» **Short task**: Check each line below for the word "accent" and give the number of lines that have it, nothing more.

--- begin Materials provided ---

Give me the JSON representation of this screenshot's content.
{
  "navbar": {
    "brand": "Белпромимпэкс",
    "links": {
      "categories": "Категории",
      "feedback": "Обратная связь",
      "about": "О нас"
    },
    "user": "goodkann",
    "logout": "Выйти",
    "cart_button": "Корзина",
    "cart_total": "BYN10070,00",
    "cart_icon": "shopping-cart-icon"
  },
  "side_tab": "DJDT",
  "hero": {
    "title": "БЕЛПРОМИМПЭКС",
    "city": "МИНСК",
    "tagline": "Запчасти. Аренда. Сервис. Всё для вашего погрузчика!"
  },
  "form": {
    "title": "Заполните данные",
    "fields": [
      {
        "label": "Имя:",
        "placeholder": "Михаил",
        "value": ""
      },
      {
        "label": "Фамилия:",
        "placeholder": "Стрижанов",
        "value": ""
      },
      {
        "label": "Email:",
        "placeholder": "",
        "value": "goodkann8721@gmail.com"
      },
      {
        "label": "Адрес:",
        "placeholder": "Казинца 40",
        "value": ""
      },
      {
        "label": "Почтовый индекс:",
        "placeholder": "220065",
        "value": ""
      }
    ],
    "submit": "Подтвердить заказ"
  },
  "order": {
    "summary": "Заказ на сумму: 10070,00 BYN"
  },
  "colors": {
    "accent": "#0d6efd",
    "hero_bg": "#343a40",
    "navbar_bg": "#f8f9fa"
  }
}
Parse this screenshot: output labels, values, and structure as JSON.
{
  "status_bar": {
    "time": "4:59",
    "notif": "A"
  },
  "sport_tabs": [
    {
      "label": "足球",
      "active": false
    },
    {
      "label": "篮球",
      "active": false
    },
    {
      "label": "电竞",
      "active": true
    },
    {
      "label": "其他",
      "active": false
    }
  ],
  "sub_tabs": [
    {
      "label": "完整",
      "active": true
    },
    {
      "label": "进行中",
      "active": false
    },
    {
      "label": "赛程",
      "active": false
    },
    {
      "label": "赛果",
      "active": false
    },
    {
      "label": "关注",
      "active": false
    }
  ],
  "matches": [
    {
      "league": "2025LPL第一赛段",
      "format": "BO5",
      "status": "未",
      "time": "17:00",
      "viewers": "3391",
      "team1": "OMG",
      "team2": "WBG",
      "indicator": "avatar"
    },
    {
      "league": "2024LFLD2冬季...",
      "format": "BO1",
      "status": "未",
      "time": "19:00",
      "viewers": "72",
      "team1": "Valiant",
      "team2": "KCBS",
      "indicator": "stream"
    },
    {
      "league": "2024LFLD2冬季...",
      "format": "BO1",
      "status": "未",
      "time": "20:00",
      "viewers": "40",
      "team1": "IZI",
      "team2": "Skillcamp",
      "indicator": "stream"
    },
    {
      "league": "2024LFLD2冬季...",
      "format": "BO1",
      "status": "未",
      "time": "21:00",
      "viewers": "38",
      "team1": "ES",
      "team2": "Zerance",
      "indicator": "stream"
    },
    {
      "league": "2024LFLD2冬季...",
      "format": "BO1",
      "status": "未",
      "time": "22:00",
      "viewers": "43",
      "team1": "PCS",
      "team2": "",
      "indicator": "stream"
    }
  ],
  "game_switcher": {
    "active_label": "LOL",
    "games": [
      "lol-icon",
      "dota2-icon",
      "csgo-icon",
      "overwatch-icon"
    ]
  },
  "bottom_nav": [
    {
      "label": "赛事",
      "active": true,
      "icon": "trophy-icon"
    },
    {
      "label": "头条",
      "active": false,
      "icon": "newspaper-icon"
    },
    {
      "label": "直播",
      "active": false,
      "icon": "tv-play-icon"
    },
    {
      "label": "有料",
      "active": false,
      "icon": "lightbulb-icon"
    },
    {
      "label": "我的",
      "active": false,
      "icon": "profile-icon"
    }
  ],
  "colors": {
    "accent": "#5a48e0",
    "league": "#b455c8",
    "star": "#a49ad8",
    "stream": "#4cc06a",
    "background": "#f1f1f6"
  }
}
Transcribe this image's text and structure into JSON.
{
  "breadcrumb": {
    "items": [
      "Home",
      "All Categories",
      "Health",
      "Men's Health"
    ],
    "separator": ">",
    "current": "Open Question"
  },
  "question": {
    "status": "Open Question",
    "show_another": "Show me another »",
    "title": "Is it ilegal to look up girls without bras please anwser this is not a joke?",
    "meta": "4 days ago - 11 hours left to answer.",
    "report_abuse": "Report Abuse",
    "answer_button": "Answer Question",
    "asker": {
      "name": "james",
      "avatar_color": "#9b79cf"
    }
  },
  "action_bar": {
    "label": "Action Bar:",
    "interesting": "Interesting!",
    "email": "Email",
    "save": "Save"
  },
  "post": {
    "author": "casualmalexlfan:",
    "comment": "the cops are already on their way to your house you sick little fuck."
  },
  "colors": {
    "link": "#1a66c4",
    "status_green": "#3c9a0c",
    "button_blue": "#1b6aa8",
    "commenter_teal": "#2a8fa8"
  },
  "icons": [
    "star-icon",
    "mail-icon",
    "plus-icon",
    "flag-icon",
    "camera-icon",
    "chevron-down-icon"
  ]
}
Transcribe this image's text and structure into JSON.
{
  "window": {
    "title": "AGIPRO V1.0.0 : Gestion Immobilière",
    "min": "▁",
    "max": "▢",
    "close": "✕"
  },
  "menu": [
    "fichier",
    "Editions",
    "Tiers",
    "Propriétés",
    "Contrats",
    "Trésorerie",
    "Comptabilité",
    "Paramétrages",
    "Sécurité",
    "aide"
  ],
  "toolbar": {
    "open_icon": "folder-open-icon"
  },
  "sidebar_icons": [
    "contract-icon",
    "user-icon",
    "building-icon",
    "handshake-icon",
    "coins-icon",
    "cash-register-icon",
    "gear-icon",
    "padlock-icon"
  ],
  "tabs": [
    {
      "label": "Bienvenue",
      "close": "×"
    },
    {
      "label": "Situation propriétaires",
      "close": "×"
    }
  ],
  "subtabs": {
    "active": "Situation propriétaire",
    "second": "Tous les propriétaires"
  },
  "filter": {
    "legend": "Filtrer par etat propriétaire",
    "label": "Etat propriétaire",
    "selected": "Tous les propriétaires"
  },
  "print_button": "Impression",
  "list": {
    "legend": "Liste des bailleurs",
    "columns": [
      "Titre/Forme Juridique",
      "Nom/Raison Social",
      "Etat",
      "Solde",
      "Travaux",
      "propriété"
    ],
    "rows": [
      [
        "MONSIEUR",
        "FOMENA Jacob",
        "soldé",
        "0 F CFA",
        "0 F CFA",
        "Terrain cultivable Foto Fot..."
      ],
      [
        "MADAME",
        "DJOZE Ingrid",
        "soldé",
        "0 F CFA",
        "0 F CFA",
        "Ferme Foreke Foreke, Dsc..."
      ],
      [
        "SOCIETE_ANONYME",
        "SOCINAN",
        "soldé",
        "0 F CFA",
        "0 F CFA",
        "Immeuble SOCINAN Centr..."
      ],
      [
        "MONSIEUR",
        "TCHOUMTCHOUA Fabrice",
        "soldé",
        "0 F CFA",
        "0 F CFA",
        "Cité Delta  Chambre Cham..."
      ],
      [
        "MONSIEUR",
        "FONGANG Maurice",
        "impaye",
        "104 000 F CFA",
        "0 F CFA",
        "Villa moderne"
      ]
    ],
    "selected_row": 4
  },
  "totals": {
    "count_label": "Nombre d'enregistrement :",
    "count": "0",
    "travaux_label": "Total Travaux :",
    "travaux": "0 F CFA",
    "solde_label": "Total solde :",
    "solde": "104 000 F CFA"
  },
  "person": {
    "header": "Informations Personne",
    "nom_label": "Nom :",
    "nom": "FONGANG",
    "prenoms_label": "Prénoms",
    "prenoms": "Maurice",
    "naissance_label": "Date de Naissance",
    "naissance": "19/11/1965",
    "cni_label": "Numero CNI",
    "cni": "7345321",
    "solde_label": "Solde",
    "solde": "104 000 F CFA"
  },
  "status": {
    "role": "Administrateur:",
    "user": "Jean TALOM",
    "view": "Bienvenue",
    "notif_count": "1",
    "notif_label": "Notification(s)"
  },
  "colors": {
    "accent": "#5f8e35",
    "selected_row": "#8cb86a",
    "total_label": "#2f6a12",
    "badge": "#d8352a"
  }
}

--- end Materials provided ---

» **Worked solution**: 3